■ **Work instructions**: Determine how many lines in the entries below include "name". The reply should be that number and nothing else.

■ **Data provided**:
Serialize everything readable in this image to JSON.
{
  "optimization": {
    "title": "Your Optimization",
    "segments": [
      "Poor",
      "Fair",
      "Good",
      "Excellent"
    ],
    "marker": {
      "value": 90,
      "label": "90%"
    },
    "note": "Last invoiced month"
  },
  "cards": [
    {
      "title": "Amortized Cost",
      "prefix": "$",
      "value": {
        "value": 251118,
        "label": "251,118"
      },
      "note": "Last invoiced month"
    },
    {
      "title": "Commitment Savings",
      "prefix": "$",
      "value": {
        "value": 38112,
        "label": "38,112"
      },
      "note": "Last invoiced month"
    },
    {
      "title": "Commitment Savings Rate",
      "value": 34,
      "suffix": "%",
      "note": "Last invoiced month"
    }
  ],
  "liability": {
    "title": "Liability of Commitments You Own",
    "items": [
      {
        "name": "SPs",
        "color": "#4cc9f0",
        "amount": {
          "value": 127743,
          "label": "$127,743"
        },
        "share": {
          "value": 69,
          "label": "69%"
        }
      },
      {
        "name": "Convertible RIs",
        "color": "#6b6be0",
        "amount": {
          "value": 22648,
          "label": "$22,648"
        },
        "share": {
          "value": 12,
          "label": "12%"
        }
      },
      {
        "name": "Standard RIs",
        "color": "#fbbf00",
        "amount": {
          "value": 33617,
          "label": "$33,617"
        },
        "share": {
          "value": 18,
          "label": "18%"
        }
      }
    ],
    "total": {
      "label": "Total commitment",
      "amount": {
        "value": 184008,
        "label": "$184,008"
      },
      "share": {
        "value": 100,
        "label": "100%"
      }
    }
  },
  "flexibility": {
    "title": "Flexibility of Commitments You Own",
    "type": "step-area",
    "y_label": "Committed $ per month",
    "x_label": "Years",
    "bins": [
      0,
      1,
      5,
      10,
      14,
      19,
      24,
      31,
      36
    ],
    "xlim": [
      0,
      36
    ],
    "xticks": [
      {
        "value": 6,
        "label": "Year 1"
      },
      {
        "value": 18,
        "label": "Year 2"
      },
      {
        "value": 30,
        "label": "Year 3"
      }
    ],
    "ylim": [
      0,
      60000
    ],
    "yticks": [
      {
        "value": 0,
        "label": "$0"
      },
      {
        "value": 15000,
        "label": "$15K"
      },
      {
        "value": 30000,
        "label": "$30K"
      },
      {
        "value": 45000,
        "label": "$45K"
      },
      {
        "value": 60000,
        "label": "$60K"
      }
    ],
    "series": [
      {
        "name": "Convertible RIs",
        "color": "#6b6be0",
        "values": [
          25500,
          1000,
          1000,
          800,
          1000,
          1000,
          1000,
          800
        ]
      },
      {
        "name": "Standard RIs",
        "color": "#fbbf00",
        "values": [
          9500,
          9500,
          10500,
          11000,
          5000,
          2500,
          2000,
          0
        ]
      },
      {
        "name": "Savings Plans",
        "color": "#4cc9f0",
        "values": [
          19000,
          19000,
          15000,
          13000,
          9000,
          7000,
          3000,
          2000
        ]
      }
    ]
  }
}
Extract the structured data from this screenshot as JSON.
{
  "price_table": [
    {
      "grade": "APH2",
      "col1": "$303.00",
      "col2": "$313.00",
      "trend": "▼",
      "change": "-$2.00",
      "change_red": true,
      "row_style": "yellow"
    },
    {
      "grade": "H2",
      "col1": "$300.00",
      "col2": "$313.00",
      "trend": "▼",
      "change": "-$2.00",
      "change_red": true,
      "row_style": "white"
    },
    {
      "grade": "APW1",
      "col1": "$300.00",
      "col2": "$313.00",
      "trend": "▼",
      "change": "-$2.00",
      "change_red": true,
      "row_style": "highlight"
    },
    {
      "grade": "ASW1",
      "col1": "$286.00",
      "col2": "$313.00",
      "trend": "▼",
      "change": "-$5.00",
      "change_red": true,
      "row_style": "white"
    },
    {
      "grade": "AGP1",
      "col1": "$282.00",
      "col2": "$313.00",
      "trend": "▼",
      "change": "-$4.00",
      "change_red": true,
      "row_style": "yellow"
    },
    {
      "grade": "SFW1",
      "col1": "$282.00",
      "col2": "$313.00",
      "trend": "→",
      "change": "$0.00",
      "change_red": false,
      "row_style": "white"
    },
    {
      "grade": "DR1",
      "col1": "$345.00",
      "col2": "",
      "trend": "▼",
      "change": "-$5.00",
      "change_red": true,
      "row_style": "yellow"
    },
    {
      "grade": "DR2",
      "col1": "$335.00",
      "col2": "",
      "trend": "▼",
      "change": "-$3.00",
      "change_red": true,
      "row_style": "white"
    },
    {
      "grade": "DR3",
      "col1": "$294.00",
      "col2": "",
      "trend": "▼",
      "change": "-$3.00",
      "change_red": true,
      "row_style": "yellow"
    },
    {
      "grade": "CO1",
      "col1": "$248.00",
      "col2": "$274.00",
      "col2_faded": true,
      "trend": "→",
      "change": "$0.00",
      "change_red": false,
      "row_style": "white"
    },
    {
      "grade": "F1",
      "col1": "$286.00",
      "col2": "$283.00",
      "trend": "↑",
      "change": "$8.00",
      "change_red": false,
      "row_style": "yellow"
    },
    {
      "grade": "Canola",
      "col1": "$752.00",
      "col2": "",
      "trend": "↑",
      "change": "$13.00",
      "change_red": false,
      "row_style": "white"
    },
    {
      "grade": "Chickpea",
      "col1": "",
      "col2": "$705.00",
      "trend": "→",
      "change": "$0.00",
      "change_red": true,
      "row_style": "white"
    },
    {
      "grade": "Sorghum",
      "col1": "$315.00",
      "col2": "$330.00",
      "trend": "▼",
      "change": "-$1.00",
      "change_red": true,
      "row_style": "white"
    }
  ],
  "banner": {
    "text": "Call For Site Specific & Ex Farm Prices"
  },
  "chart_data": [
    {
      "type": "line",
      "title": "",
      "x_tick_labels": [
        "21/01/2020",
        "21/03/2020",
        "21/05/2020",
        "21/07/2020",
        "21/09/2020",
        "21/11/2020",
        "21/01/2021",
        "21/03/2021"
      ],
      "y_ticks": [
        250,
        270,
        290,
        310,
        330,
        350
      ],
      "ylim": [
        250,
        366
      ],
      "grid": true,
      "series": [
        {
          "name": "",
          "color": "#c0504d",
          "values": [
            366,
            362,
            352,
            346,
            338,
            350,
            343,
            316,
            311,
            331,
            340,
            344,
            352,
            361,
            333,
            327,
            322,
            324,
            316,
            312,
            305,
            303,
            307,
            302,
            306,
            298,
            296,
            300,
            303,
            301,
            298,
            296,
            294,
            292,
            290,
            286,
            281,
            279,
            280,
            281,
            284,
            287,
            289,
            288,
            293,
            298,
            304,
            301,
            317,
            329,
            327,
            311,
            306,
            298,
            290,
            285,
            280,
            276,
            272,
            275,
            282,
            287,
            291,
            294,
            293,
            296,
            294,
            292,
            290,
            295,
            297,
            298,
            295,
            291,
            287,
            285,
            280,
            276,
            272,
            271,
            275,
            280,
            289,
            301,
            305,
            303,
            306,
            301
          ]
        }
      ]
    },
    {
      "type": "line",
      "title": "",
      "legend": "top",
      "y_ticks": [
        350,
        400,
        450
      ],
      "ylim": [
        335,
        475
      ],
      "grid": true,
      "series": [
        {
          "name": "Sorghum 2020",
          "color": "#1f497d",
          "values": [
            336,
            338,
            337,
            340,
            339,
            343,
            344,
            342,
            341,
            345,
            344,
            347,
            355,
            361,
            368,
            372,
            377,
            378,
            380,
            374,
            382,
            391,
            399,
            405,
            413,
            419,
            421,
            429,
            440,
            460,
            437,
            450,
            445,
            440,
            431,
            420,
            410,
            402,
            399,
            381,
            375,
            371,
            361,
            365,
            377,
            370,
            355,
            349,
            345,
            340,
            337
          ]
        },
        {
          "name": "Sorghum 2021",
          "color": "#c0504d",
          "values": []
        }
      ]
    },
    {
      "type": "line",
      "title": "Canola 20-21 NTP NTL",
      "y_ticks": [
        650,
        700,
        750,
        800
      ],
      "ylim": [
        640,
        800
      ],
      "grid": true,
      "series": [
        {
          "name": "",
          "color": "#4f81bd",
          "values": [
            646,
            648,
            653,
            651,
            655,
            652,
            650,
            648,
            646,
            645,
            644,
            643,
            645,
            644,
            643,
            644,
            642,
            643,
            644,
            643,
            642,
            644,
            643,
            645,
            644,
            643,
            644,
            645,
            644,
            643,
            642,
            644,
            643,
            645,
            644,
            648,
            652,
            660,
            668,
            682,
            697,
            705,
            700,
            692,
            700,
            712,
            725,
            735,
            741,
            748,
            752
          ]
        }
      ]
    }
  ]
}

■ **Problem solution**: 10